Items:
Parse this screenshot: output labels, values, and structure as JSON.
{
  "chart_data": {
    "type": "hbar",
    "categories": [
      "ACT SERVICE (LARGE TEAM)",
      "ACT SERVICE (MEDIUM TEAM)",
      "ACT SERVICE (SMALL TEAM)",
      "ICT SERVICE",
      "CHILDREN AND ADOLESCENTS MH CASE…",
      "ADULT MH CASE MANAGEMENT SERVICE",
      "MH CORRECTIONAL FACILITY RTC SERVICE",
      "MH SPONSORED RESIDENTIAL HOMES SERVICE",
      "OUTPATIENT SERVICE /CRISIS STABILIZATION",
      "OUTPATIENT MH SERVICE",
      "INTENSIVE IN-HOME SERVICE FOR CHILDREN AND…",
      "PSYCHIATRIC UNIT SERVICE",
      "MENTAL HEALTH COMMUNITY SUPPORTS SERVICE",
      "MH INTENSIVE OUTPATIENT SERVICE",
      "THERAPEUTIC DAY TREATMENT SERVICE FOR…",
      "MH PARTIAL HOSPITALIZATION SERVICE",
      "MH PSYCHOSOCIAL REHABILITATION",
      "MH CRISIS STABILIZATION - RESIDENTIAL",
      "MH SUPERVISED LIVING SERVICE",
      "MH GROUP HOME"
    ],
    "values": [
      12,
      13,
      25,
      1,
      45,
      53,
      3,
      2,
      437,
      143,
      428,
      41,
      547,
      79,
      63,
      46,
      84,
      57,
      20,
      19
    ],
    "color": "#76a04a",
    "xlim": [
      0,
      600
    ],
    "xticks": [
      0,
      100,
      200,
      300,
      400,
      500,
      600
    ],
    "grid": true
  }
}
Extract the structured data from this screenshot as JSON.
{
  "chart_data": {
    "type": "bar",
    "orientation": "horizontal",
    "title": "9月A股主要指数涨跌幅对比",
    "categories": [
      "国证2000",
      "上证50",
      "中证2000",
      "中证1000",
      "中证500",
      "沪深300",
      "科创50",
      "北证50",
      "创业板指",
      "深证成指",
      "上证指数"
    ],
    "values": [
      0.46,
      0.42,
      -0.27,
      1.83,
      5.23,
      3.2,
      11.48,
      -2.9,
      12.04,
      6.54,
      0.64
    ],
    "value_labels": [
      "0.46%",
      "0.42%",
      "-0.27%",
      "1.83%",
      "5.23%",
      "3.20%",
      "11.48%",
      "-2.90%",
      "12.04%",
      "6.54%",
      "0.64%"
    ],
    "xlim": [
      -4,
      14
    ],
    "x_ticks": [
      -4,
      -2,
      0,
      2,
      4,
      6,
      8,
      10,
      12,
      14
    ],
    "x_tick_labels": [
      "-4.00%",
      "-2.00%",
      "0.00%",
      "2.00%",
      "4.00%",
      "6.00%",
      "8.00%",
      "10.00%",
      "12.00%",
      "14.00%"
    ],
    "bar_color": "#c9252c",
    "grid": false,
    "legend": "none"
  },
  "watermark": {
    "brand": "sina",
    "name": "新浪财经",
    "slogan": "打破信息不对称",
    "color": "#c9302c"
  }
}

What you have to do: Find and copy every line in the entries above where the string "this" occurs.

Result below:
Parse this screenshot: output labels, values, and structure as JSON.
Extract the structured data from this screenshot as JSON.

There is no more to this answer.